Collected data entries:
========================================

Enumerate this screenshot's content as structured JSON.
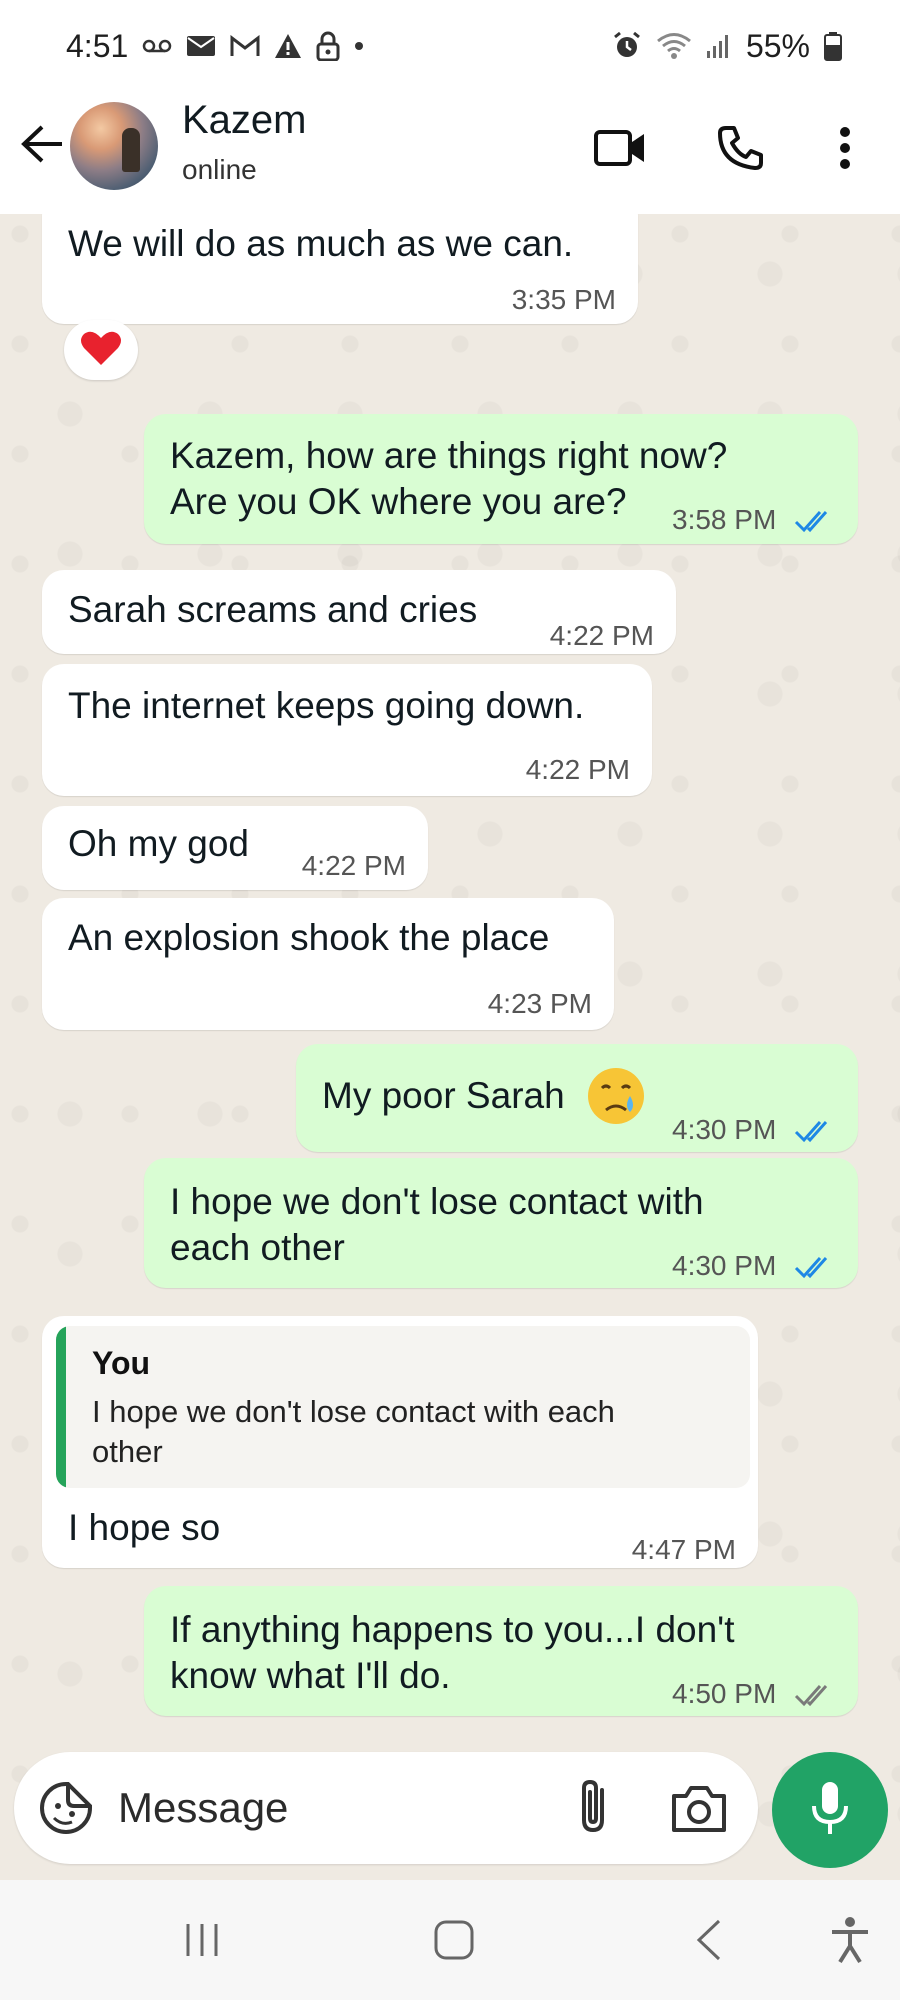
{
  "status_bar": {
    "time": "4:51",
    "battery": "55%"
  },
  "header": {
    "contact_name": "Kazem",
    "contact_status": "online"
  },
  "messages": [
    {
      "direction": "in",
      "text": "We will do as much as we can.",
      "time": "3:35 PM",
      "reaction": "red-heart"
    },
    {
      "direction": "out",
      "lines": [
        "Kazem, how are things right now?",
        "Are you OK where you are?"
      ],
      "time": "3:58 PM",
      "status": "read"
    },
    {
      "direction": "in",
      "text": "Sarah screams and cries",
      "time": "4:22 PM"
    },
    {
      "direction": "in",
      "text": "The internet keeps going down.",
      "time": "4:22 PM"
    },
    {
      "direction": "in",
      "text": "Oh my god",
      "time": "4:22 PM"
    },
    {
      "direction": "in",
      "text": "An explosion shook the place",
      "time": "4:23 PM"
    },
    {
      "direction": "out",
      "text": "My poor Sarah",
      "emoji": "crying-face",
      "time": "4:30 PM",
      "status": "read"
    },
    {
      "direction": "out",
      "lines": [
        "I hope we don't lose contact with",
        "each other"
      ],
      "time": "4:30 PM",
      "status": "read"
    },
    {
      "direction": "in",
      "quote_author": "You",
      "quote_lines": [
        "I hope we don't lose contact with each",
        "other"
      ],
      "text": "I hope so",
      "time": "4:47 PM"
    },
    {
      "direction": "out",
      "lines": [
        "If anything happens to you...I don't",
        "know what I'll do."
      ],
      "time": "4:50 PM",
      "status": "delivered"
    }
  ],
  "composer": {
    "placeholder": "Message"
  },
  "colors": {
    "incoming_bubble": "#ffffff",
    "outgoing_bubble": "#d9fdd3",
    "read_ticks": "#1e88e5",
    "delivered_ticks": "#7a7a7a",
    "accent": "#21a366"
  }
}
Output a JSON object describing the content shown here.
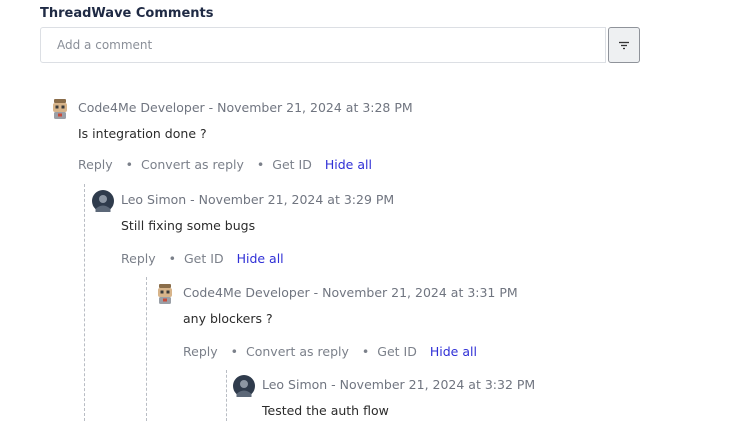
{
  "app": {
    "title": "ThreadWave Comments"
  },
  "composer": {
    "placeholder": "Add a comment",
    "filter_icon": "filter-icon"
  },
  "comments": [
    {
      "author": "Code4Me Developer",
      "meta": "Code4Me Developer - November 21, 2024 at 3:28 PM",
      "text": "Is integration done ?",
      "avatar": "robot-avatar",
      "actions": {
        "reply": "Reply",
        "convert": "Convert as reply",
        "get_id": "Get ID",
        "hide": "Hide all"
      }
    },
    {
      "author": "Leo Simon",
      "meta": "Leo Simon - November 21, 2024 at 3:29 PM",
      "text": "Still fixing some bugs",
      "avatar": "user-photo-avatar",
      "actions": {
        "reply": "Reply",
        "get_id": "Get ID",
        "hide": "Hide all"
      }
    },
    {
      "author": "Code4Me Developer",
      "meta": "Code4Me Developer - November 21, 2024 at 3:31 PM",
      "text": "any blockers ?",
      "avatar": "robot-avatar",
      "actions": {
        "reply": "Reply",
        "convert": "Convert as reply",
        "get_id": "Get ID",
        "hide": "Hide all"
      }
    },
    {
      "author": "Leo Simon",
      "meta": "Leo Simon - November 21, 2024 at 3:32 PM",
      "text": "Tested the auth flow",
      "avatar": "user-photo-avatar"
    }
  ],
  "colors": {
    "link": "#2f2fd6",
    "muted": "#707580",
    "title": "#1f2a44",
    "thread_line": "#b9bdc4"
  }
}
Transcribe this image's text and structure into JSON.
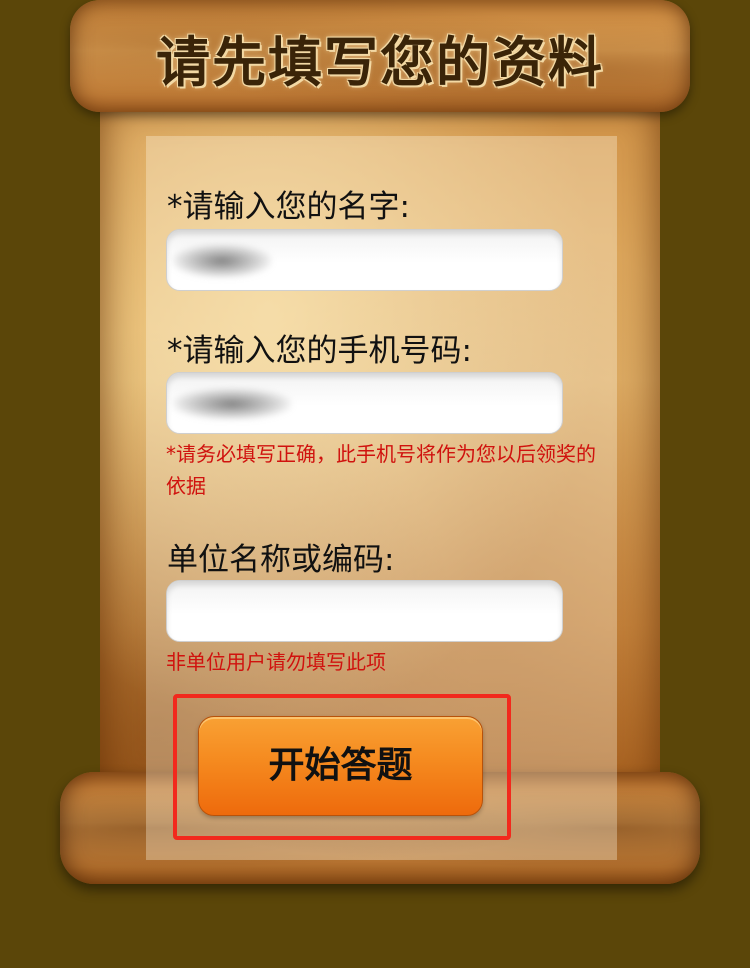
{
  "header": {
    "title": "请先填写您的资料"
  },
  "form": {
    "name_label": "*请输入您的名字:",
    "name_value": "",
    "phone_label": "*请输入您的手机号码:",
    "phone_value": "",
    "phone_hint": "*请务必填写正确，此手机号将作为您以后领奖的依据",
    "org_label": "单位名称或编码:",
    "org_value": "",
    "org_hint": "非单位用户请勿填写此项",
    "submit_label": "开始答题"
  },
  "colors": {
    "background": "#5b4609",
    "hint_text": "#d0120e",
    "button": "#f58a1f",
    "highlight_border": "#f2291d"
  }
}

========================================

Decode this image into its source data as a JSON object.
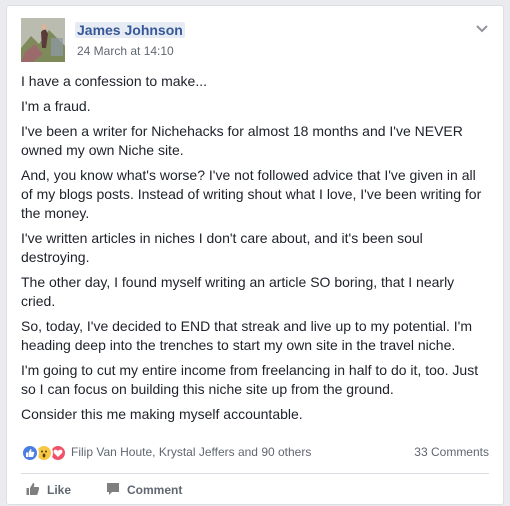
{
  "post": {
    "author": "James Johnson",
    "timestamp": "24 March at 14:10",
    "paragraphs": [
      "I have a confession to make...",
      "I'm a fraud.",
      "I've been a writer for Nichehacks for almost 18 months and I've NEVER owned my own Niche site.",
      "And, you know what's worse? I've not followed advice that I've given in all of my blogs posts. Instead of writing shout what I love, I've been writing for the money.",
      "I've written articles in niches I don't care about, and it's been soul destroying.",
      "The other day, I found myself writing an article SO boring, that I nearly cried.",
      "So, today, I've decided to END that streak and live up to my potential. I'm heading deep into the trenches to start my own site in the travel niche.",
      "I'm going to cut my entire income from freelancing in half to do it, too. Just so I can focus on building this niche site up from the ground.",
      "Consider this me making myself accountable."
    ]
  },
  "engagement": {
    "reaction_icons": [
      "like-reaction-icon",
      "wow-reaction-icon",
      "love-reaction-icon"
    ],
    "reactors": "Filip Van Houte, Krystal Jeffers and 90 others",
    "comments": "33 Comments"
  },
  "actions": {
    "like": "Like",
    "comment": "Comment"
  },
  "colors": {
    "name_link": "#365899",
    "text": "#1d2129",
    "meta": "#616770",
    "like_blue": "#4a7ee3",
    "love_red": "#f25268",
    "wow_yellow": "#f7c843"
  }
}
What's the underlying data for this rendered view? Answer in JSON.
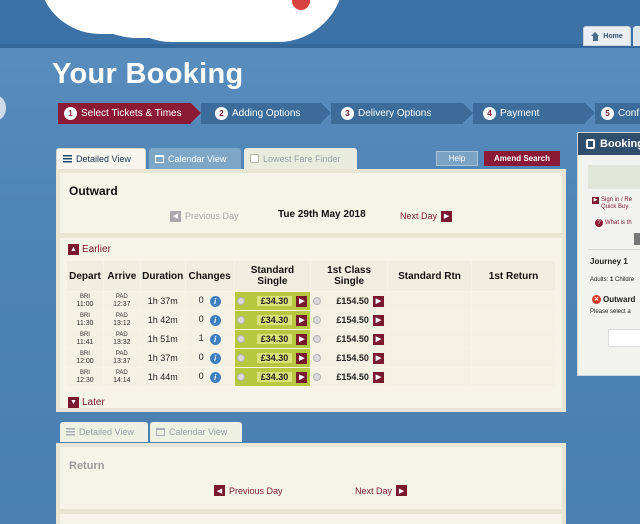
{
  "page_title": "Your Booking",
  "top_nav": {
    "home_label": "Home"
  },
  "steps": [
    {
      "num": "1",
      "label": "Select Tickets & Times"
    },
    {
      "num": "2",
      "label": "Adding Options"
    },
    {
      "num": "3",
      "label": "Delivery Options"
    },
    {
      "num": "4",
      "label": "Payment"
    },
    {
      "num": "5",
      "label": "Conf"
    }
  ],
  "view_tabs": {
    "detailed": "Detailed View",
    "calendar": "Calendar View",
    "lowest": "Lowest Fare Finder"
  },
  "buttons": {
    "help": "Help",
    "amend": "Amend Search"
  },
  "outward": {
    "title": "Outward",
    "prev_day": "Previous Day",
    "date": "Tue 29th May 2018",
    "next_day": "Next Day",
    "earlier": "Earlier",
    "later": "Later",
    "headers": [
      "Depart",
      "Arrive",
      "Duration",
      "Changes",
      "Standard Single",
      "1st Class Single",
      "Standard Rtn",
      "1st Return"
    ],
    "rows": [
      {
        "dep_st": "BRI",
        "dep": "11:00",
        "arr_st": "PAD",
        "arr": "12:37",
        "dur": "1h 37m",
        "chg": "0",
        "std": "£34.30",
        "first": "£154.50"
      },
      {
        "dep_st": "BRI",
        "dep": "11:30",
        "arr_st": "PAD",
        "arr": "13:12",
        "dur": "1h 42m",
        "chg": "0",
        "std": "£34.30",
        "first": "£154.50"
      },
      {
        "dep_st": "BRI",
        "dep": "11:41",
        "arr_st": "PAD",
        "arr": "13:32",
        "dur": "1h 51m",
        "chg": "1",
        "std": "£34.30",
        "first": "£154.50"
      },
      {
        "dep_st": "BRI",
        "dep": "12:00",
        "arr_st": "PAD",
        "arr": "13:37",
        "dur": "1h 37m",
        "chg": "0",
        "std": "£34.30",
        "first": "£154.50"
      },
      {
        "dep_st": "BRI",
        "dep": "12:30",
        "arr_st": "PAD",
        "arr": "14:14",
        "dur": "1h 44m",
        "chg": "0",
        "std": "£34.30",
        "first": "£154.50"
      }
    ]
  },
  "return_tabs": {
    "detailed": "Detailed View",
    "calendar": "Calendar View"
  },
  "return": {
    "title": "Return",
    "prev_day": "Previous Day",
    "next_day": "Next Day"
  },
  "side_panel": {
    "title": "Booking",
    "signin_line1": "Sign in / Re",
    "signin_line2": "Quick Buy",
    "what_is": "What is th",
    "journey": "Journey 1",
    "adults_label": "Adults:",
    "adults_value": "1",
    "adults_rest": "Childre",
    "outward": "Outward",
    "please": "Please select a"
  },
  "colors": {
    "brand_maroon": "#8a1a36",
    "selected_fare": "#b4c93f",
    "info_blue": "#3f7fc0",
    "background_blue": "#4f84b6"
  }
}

========================================

WHAT IS REQUIRED: Locate and copy each line in the data above that includes the word "Calendar".

EXERCISE RESULT:
    "calendar": "Calendar View",
    "calendar": "Calendar View"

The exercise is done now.